* Given instruction
From the listing below, extract every line containing "prazas".
____________
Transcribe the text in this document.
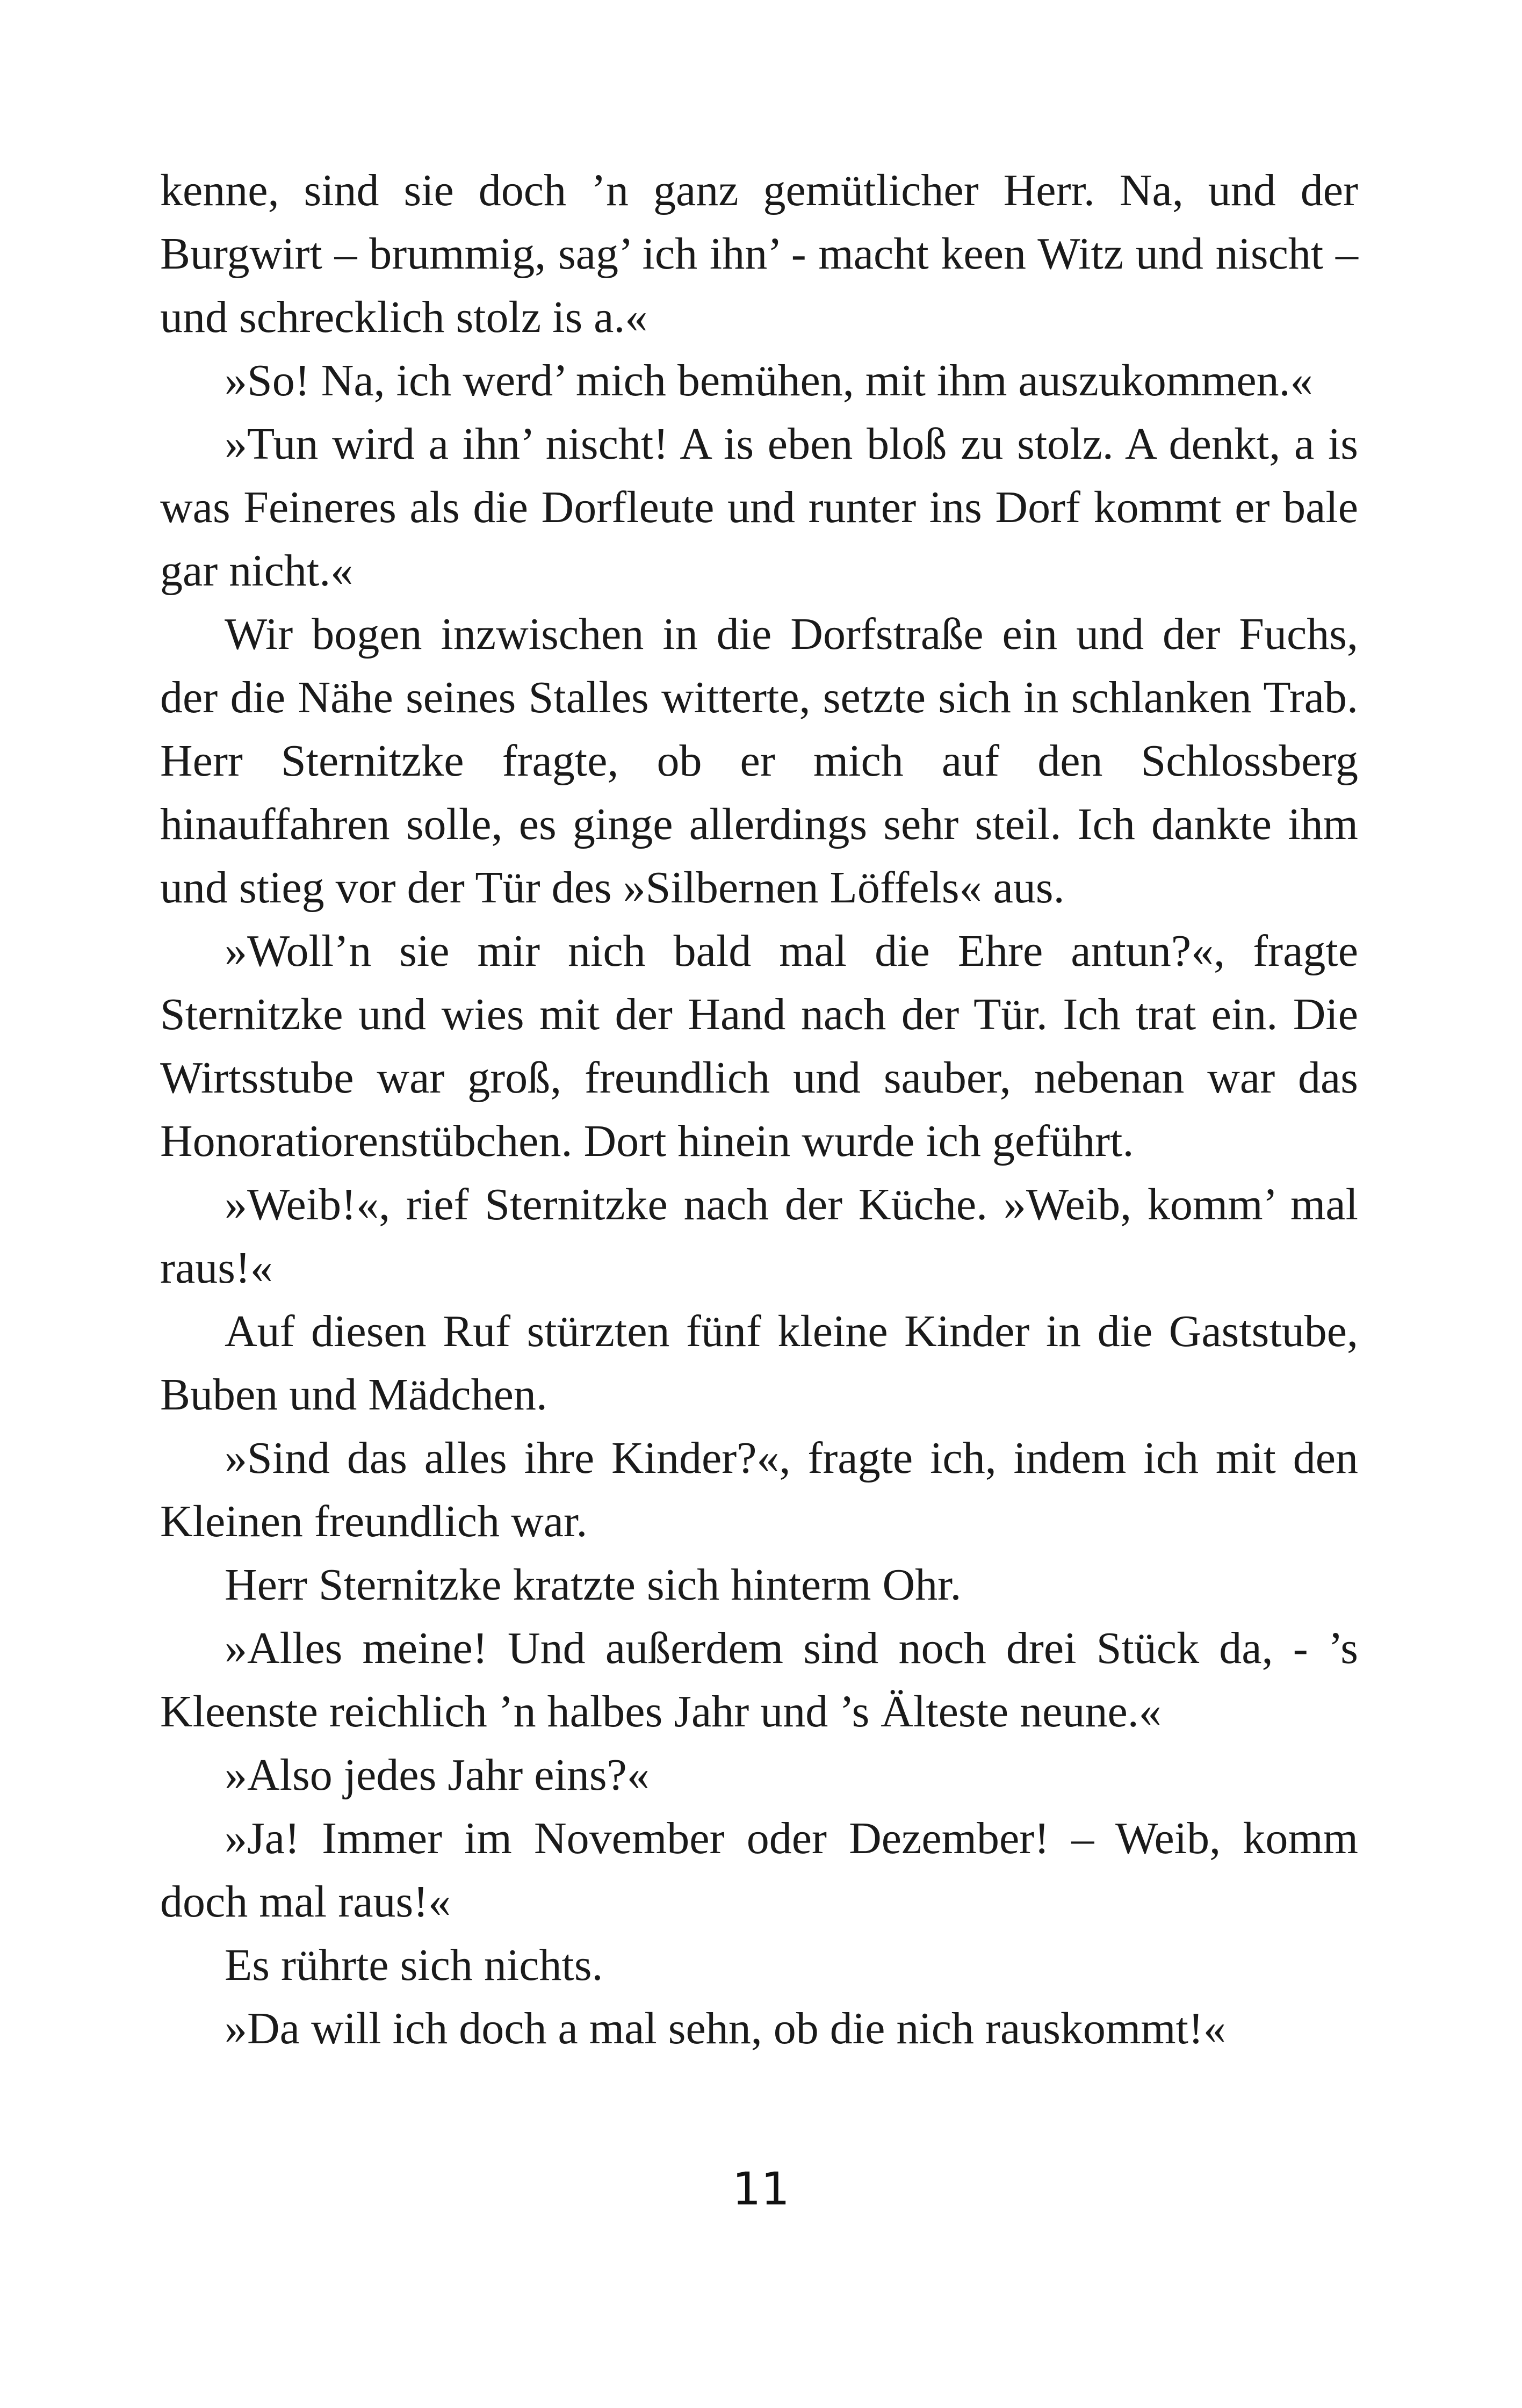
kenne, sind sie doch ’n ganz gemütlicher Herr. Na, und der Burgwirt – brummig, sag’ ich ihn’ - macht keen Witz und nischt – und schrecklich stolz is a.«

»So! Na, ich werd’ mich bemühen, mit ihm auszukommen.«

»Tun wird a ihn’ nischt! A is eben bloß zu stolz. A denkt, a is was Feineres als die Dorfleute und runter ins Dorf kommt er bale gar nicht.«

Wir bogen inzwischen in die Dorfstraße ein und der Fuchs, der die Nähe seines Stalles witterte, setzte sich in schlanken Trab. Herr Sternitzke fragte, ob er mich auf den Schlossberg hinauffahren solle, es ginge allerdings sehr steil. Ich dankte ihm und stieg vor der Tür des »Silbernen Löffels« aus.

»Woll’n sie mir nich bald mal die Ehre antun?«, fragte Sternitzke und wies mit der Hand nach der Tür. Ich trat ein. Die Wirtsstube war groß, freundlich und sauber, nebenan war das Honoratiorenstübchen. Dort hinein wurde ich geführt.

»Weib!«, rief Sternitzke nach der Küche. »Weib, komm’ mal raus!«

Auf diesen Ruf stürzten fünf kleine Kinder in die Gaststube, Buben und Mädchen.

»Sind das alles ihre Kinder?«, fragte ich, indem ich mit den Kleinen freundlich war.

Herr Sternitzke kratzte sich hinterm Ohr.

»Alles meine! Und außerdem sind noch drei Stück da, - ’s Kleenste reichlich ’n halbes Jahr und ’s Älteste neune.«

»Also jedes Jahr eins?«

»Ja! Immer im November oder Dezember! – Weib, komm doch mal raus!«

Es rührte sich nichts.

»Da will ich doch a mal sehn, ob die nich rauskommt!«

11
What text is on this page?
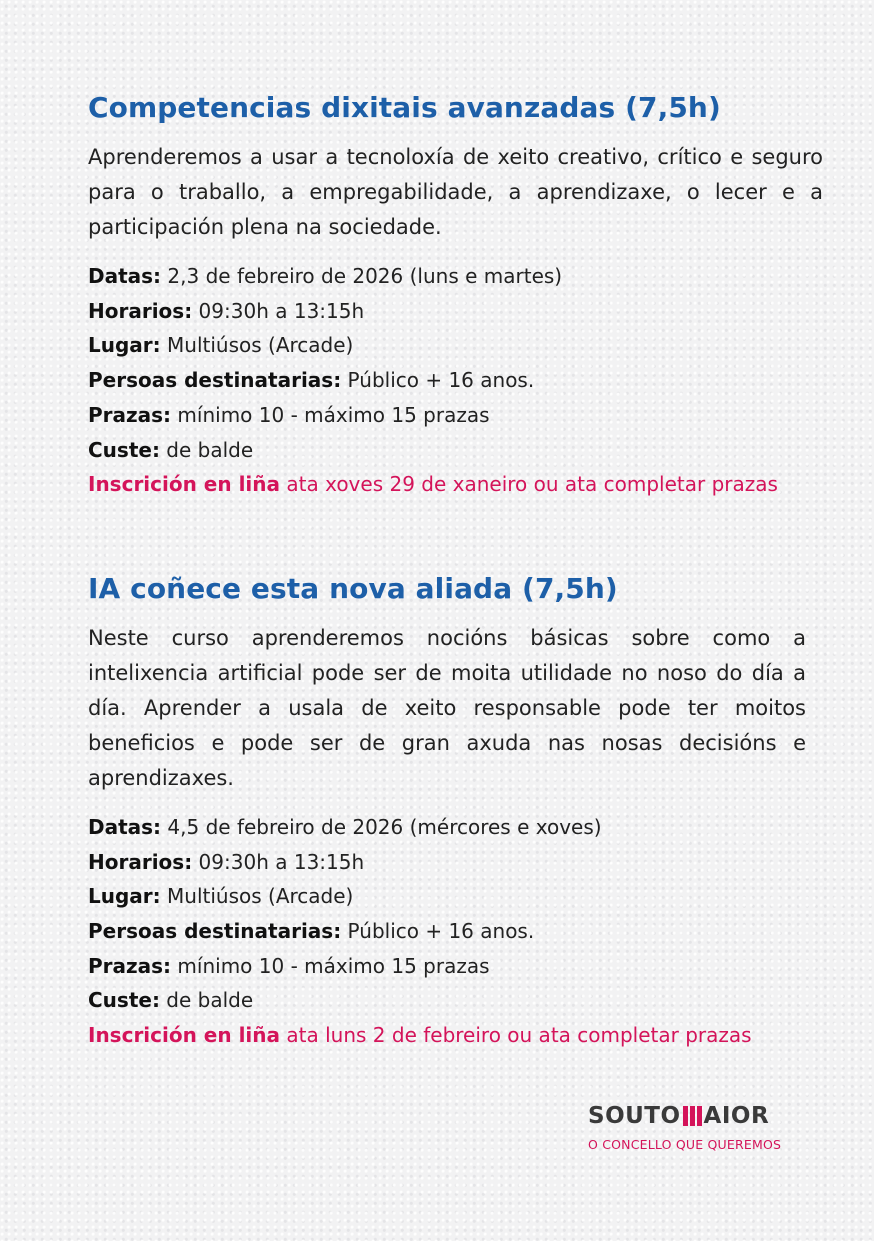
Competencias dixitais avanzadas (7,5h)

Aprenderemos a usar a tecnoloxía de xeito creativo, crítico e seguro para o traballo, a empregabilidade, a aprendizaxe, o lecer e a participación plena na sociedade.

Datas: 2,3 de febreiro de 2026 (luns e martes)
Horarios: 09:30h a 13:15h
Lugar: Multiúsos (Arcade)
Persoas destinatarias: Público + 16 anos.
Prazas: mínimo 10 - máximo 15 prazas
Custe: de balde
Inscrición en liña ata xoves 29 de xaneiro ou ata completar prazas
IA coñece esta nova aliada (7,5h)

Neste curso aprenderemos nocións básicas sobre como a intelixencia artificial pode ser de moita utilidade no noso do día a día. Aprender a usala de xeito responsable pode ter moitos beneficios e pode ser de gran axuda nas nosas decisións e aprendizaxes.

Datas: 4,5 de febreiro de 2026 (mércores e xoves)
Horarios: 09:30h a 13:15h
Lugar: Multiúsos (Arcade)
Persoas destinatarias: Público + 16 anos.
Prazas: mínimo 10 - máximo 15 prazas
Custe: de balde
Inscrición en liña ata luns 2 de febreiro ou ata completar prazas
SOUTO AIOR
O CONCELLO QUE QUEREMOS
____________
* The result
Prazas: mínimo 10 - máximo 15 prazas
Inscrición en liña ata xoves 29 de xaneiro ou ata completar prazas
Prazas: mínimo 10 - máximo 15 prazas
Inscrición en liña ata luns 2 de febreiro ou ata completar prazas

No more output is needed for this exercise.